What you need to do → Output the material below unchanged, apart from leaving out the pictures.

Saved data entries
-*-
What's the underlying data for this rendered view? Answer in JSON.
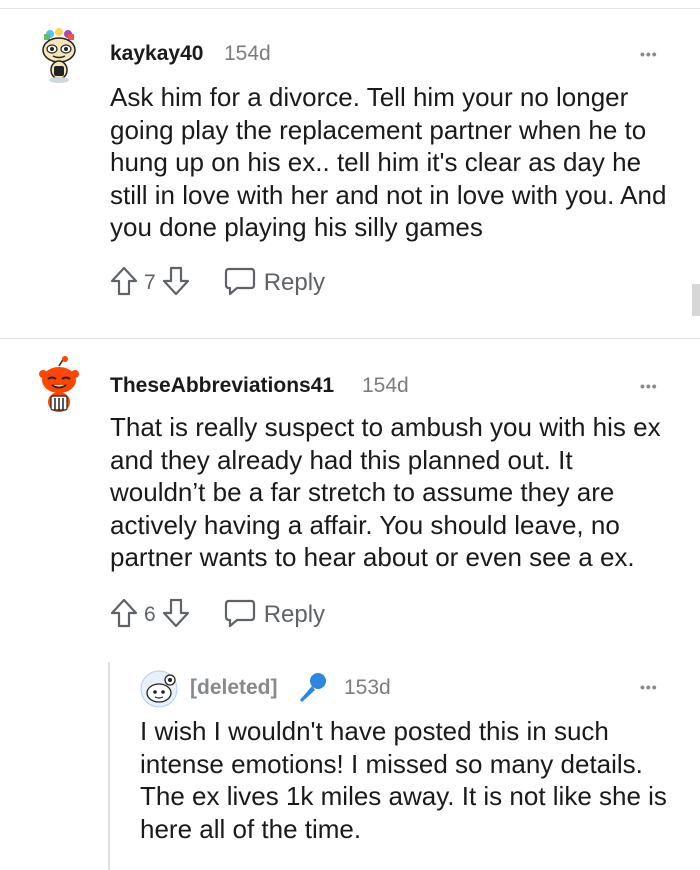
{
  "comments": [
    {
      "username": "kaykay40",
      "age": "154d",
      "body": "Ask him for a divorce. Tell him your no longer going play the replacement partner when he to hung up on his ex.. tell him it's clear as day he still in love with her and not in love with you. And you done playing his silly games",
      "votes": "7",
      "reply_label": "Reply",
      "more": "•••"
    },
    {
      "username": "TheseAbbreviations41",
      "age": "154d",
      "body": "That is really suspect to ambush you with his ex and they already had this planned out. It wouldn’t be a far stretch to assume they are actively having a affair. You should leave, no partner wants to hear about or even see a ex.",
      "votes": "6",
      "reply_label": "Reply",
      "more": "•••"
    },
    {
      "username": "[deleted]",
      "age": "153d",
      "body": "I wish I wouldn't have posted this in such intense emotions! I missed so many details. The ex lives 1k miles away. It is not like she is here all of the time.",
      "more": "•••",
      "flair_icon": "microphone-icon"
    }
  ],
  "colors": {
    "text": "#1a1a1b",
    "muted": "#7c7c7c",
    "icon": "#5f6368",
    "reddit_orange": "#ff4500",
    "flair_blue": "#2b87e0"
  }
}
-*-
Exercise solution →
What's the underlying data for this rendered view? Answer in JSON.
{
  "comments": [
    {
      "username": "kaykay40",
      "age": "154d",
      "body": "Ask him for a divorce. Tell him your no longer going play the replacement partner when he to hung up on his ex.. tell him it's clear as day he still in love with her and not in love with you. And you done playing his silly games",
      "votes": "7",
      "reply_label": "Reply",
      "more": "•••"
    },
    {
      "username": "TheseAbbreviations41",
      "age": "154d",
      "body": "That is really suspect to ambush you with his ex and they already had this planned out. It wouldn’t be a far stretch to assume they are actively having a affair. You should leave, no partner wants to hear about or even see a ex.",
      "votes": "6",
      "reply_label": "Reply",
      "more": "•••"
    },
    {
      "username": "[deleted]",
      "age": "153d",
      "body": "I wish I wouldn't have posted this in such intense emotions! I missed so many details. The ex lives 1k miles away. It is not like she is here all of the time.",
      "more": "•••",
      "flair_icon": "microphone-icon"
    }
  ],
  "colors": {
    "text": "#1a1a1b",
    "muted": "#7c7c7c",
    "icon": "#5f6368",
    "reddit_orange": "#ff4500",
    "flair_blue": "#2b87e0"
  }
}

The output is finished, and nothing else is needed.